## AIM OF THE TASK
Show every line that has the string "Base" in it.

## MATERIAL PROVIDED
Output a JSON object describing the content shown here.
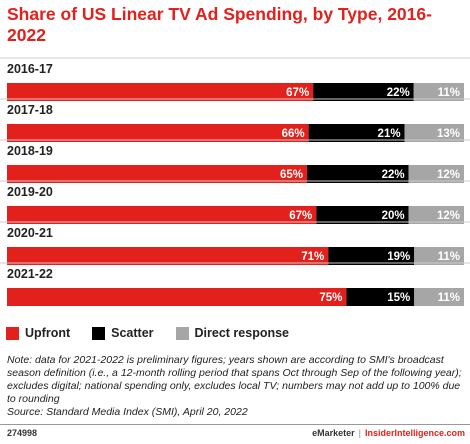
{
  "chart_data": {
    "type": "bar",
    "orientation": "horizontal",
    "stacked": true,
    "title": "Share of US Linear TV Ad Spending, by Type, 2016-2022",
    "categories": [
      "2016-17",
      "2017-18",
      "2018-19",
      "2019-20",
      "2020-21",
      "2021-22"
    ],
    "series": [
      {
        "name": "Upfront",
        "color": "#e2211c",
        "values": [
          67,
          66,
          65,
          67,
          71,
          75
        ]
      },
      {
        "name": "Scatter",
        "color": "#000000",
        "values": [
          22,
          21,
          22,
          20,
          19,
          15
        ]
      },
      {
        "name": "Direct response",
        "color": "#a6a6a6",
        "values": [
          11,
          13,
          12,
          12,
          11,
          11
        ]
      }
    ],
    "value_suffix": "%",
    "legend_position": "bottom-left",
    "grid": false
  },
  "legend": {
    "items": [
      {
        "label": "Upfront",
        "color": "#e2211c"
      },
      {
        "label": "Scatter",
        "color": "#000000"
      },
      {
        "label": "Direct response",
        "color": "#a6a6a6"
      }
    ]
  },
  "note": "Note: data for 2021-2022 is preliminary figures; years shown are according to SMI's broadcast season definition (i.e., a 12-month rolling period that spans Oct through Sep of the following year); excludes digital; national spending only, excludes local TV; numbers may not add up to 100% due to rounding",
  "source": "Source: Standard Media Index (SMI), April 20, 2022",
  "footer": {
    "chart_id": "274998",
    "brand_left": "eMarketer",
    "separator": "|",
    "brand_right": "InsiderIntelligence.com"
  }
}
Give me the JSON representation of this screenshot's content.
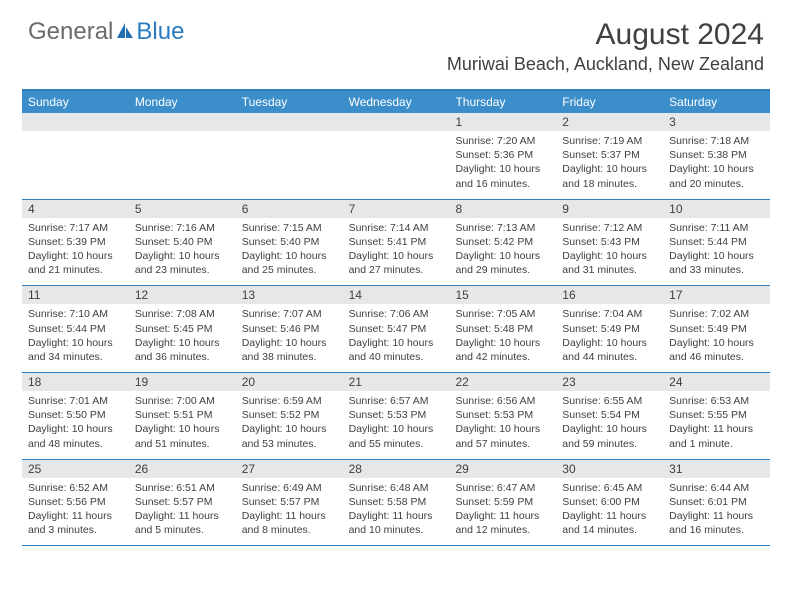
{
  "branding": {
    "general": "General",
    "blue": "Blue",
    "logo_color_general": "#6b6b6b",
    "logo_color_blue": "#2a7bbf"
  },
  "header": {
    "month_title": "August 2024",
    "location": "Muriwai Beach, Auckland, New Zealand",
    "title_fontsize": 30,
    "location_fontsize": 18,
    "text_color": "#404040"
  },
  "calendar": {
    "header_bg": "#3c8ecb",
    "header_text": "#ffffff",
    "border_color": "#2f7fbf",
    "daynum_bg": "#e6e7e9",
    "cell_text_color": "#404040",
    "detail_fontsize": 10.5,
    "days_of_week": [
      "Sunday",
      "Monday",
      "Tuesday",
      "Wednesday",
      "Thursday",
      "Friday",
      "Saturday"
    ],
    "weeks": [
      [
        {
          "n": "",
          "sunrise": "",
          "sunset": "",
          "daylight": ""
        },
        {
          "n": "",
          "sunrise": "",
          "sunset": "",
          "daylight": ""
        },
        {
          "n": "",
          "sunrise": "",
          "sunset": "",
          "daylight": ""
        },
        {
          "n": "",
          "sunrise": "",
          "sunset": "",
          "daylight": ""
        },
        {
          "n": "1",
          "sunrise": "Sunrise: 7:20 AM",
          "sunset": "Sunset: 5:36 PM",
          "daylight": "Daylight: 10 hours and 16 minutes."
        },
        {
          "n": "2",
          "sunrise": "Sunrise: 7:19 AM",
          "sunset": "Sunset: 5:37 PM",
          "daylight": "Daylight: 10 hours and 18 minutes."
        },
        {
          "n": "3",
          "sunrise": "Sunrise: 7:18 AM",
          "sunset": "Sunset: 5:38 PM",
          "daylight": "Daylight: 10 hours and 20 minutes."
        }
      ],
      [
        {
          "n": "4",
          "sunrise": "Sunrise: 7:17 AM",
          "sunset": "Sunset: 5:39 PM",
          "daylight": "Daylight: 10 hours and 21 minutes."
        },
        {
          "n": "5",
          "sunrise": "Sunrise: 7:16 AM",
          "sunset": "Sunset: 5:40 PM",
          "daylight": "Daylight: 10 hours and 23 minutes."
        },
        {
          "n": "6",
          "sunrise": "Sunrise: 7:15 AM",
          "sunset": "Sunset: 5:40 PM",
          "daylight": "Daylight: 10 hours and 25 minutes."
        },
        {
          "n": "7",
          "sunrise": "Sunrise: 7:14 AM",
          "sunset": "Sunset: 5:41 PM",
          "daylight": "Daylight: 10 hours and 27 minutes."
        },
        {
          "n": "8",
          "sunrise": "Sunrise: 7:13 AM",
          "sunset": "Sunset: 5:42 PM",
          "daylight": "Daylight: 10 hours and 29 minutes."
        },
        {
          "n": "9",
          "sunrise": "Sunrise: 7:12 AM",
          "sunset": "Sunset: 5:43 PM",
          "daylight": "Daylight: 10 hours and 31 minutes."
        },
        {
          "n": "10",
          "sunrise": "Sunrise: 7:11 AM",
          "sunset": "Sunset: 5:44 PM",
          "daylight": "Daylight: 10 hours and 33 minutes."
        }
      ],
      [
        {
          "n": "11",
          "sunrise": "Sunrise: 7:10 AM",
          "sunset": "Sunset: 5:44 PM",
          "daylight": "Daylight: 10 hours and 34 minutes."
        },
        {
          "n": "12",
          "sunrise": "Sunrise: 7:08 AM",
          "sunset": "Sunset: 5:45 PM",
          "daylight": "Daylight: 10 hours and 36 minutes."
        },
        {
          "n": "13",
          "sunrise": "Sunrise: 7:07 AM",
          "sunset": "Sunset: 5:46 PM",
          "daylight": "Daylight: 10 hours and 38 minutes."
        },
        {
          "n": "14",
          "sunrise": "Sunrise: 7:06 AM",
          "sunset": "Sunset: 5:47 PM",
          "daylight": "Daylight: 10 hours and 40 minutes."
        },
        {
          "n": "15",
          "sunrise": "Sunrise: 7:05 AM",
          "sunset": "Sunset: 5:48 PM",
          "daylight": "Daylight: 10 hours and 42 minutes."
        },
        {
          "n": "16",
          "sunrise": "Sunrise: 7:04 AM",
          "sunset": "Sunset: 5:49 PM",
          "daylight": "Daylight: 10 hours and 44 minutes."
        },
        {
          "n": "17",
          "sunrise": "Sunrise: 7:02 AM",
          "sunset": "Sunset: 5:49 PM",
          "daylight": "Daylight: 10 hours and 46 minutes."
        }
      ],
      [
        {
          "n": "18",
          "sunrise": "Sunrise: 7:01 AM",
          "sunset": "Sunset: 5:50 PM",
          "daylight": "Daylight: 10 hours and 48 minutes."
        },
        {
          "n": "19",
          "sunrise": "Sunrise: 7:00 AM",
          "sunset": "Sunset: 5:51 PM",
          "daylight": "Daylight: 10 hours and 51 minutes."
        },
        {
          "n": "20",
          "sunrise": "Sunrise: 6:59 AM",
          "sunset": "Sunset: 5:52 PM",
          "daylight": "Daylight: 10 hours and 53 minutes."
        },
        {
          "n": "21",
          "sunrise": "Sunrise: 6:57 AM",
          "sunset": "Sunset: 5:53 PM",
          "daylight": "Daylight: 10 hours and 55 minutes."
        },
        {
          "n": "22",
          "sunrise": "Sunrise: 6:56 AM",
          "sunset": "Sunset: 5:53 PM",
          "daylight": "Daylight: 10 hours and 57 minutes."
        },
        {
          "n": "23",
          "sunrise": "Sunrise: 6:55 AM",
          "sunset": "Sunset: 5:54 PM",
          "daylight": "Daylight: 10 hours and 59 minutes."
        },
        {
          "n": "24",
          "sunrise": "Sunrise: 6:53 AM",
          "sunset": "Sunset: 5:55 PM",
          "daylight": "Daylight: 11 hours and 1 minute."
        }
      ],
      [
        {
          "n": "25",
          "sunrise": "Sunrise: 6:52 AM",
          "sunset": "Sunset: 5:56 PM",
          "daylight": "Daylight: 11 hours and 3 minutes."
        },
        {
          "n": "26",
          "sunrise": "Sunrise: 6:51 AM",
          "sunset": "Sunset: 5:57 PM",
          "daylight": "Daylight: 11 hours and 5 minutes."
        },
        {
          "n": "27",
          "sunrise": "Sunrise: 6:49 AM",
          "sunset": "Sunset: 5:57 PM",
          "daylight": "Daylight: 11 hours and 8 minutes."
        },
        {
          "n": "28",
          "sunrise": "Sunrise: 6:48 AM",
          "sunset": "Sunset: 5:58 PM",
          "daylight": "Daylight: 11 hours and 10 minutes."
        },
        {
          "n": "29",
          "sunrise": "Sunrise: 6:47 AM",
          "sunset": "Sunset: 5:59 PM",
          "daylight": "Daylight: 11 hours and 12 minutes."
        },
        {
          "n": "30",
          "sunrise": "Sunrise: 6:45 AM",
          "sunset": "Sunset: 6:00 PM",
          "daylight": "Daylight: 11 hours and 14 minutes."
        },
        {
          "n": "31",
          "sunrise": "Sunrise: 6:44 AM",
          "sunset": "Sunset: 6:01 PM",
          "daylight": "Daylight: 11 hours and 16 minutes."
        }
      ]
    ]
  }
}
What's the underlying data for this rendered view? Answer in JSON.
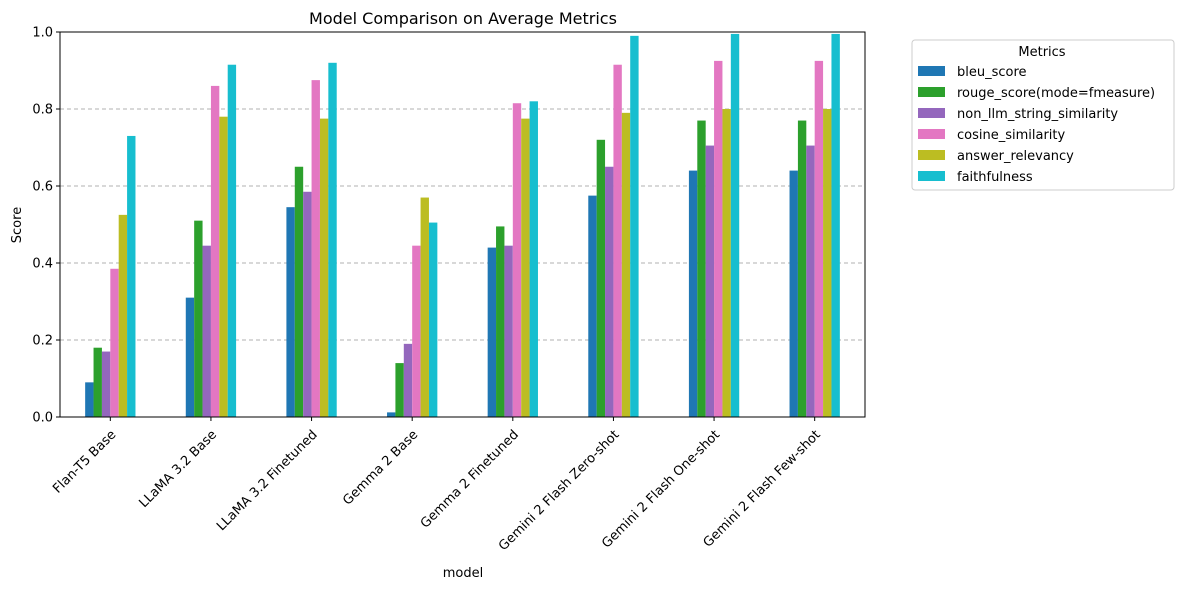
{
  "chart_data": {
    "type": "bar",
    "title": "Model Comparison on Average Metrics",
    "xlabel": "model",
    "ylabel": "Score",
    "ylim": [
      0,
      1.0
    ],
    "yticks": [
      "0.0",
      "0.2",
      "0.4",
      "0.6",
      "0.8",
      "1.0"
    ],
    "grid": "y-dashed",
    "legend_title": "Metrics",
    "legend_position": "outside-top-right",
    "categories": [
      "Flan-T5 Base",
      "LLaMA 3.2 Base",
      "LLaMA 3.2 Finetuned",
      "Gemma 2 Base",
      "Gemma 2 Finetuned",
      "Gemini 2 Flash Zero-shot",
      "Gemini 2 Flash One-shot",
      "Gemini 2 Flash Few-shot"
    ],
    "series": [
      {
        "name": "bleu_score",
        "color": "#1f77b4",
        "values": [
          0.09,
          0.31,
          0.545,
          0.012,
          0.44,
          0.575,
          0.64,
          0.64
        ]
      },
      {
        "name": "rouge_score(mode=fmeasure)",
        "color": "#2ca02c",
        "values": [
          0.18,
          0.51,
          0.65,
          0.14,
          0.495,
          0.72,
          0.77,
          0.77
        ]
      },
      {
        "name": "non_llm_string_similarity",
        "color": "#9467bd",
        "values": [
          0.17,
          0.445,
          0.585,
          0.19,
          0.445,
          0.65,
          0.705,
          0.705
        ]
      },
      {
        "name": "cosine_similarity",
        "color": "#e377c2",
        "values": [
          0.385,
          0.86,
          0.875,
          0.445,
          0.815,
          0.915,
          0.925,
          0.925
        ]
      },
      {
        "name": "answer_relevancy",
        "color": "#bcbd22",
        "values": [
          0.525,
          0.78,
          0.775,
          0.57,
          0.775,
          0.79,
          0.8,
          0.8
        ]
      },
      {
        "name": "faithfulness",
        "color": "#17becf",
        "values": [
          0.73,
          0.915,
          0.92,
          0.505,
          0.82,
          0.99,
          0.995,
          0.995
        ]
      }
    ]
  }
}
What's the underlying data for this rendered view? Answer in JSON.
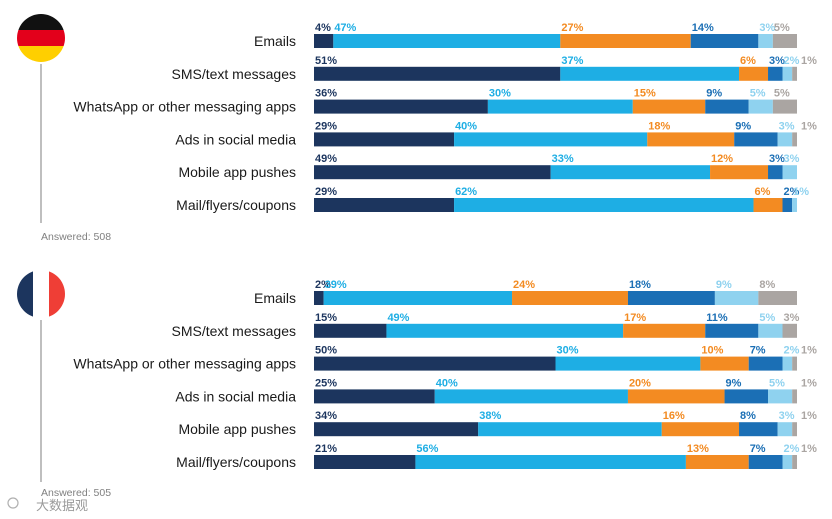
{
  "colors": {
    "series": [
      "#1c355e",
      "#1eaee4",
      "#f38b22",
      "#1b6fb5",
      "#8fd2ef",
      "#aaa5a2"
    ],
    "value_labels": [
      "#1c355e",
      "#1eaee4",
      "#f38b22",
      "#1b6fb5",
      "#8fd2ef",
      "#aaa5a2"
    ],
    "germany_flag": [
      "#111111",
      "#e3001b",
      "#ffcf00"
    ],
    "france_flag": [
      "#1c355e",
      "#ffffff",
      "#ef3e36"
    ]
  },
  "chart_data": [
    {
      "type": "bar",
      "orientation": "horizontal",
      "stacked": true,
      "percent": true,
      "country_icon": "germany-flag-icon",
      "answered": "Answered: 508",
      "categories": [
        "Emails",
        "SMS/text messages",
        "WhatsApp or other messaging apps",
        "Ads in social media",
        "Mobile app pushes",
        "Mail/flyers/coupons"
      ],
      "series": [
        {
          "name": "segment-1",
          "values": [
            4,
            51,
            36,
            29,
            49,
            29
          ]
        },
        {
          "name": "segment-2",
          "values": [
            47,
            37,
            30,
            40,
            33,
            62
          ]
        },
        {
          "name": "segment-3",
          "values": [
            27,
            6,
            15,
            18,
            12,
            6
          ]
        },
        {
          "name": "segment-4",
          "values": [
            14,
            3,
            9,
            9,
            3,
            2
          ]
        },
        {
          "name": "segment-5",
          "values": [
            3,
            2,
            5,
            3,
            3,
            1
          ]
        },
        {
          "name": "segment-6",
          "values": [
            5,
            1,
            5,
            1,
            0,
            0
          ]
        }
      ]
    },
    {
      "type": "bar",
      "orientation": "horizontal",
      "stacked": true,
      "percent": true,
      "country_icon": "france-flag-icon",
      "answered": "Answered: 505",
      "categories": [
        "Emails",
        "SMS/text messages",
        "WhatsApp or other messaging apps",
        "Ads in social media",
        "Mobile app pushes",
        "Mail/flyers/coupons"
      ],
      "series": [
        {
          "name": "segment-1",
          "values": [
            2,
            15,
            50,
            25,
            34,
            21
          ]
        },
        {
          "name": "segment-2",
          "values": [
            39,
            49,
            30,
            40,
            38,
            56
          ]
        },
        {
          "name": "segment-3",
          "values": [
            24,
            17,
            10,
            20,
            16,
            13
          ]
        },
        {
          "name": "segment-4",
          "values": [
            18,
            11,
            7,
            9,
            8,
            7
          ]
        },
        {
          "name": "segment-5",
          "values": [
            9,
            5,
            2,
            5,
            3,
            2
          ]
        },
        {
          "name": "segment-6",
          "values": [
            8,
            3,
            1,
            1,
            1,
            1
          ]
        }
      ]
    }
  ],
  "watermark": "大数据观"
}
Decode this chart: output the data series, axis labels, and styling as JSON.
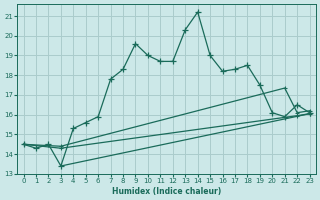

## RESULT BELOW
      "Flan-T5 Base",
      "LLaMA 3.2 Base",
      "Gemma 2 Base",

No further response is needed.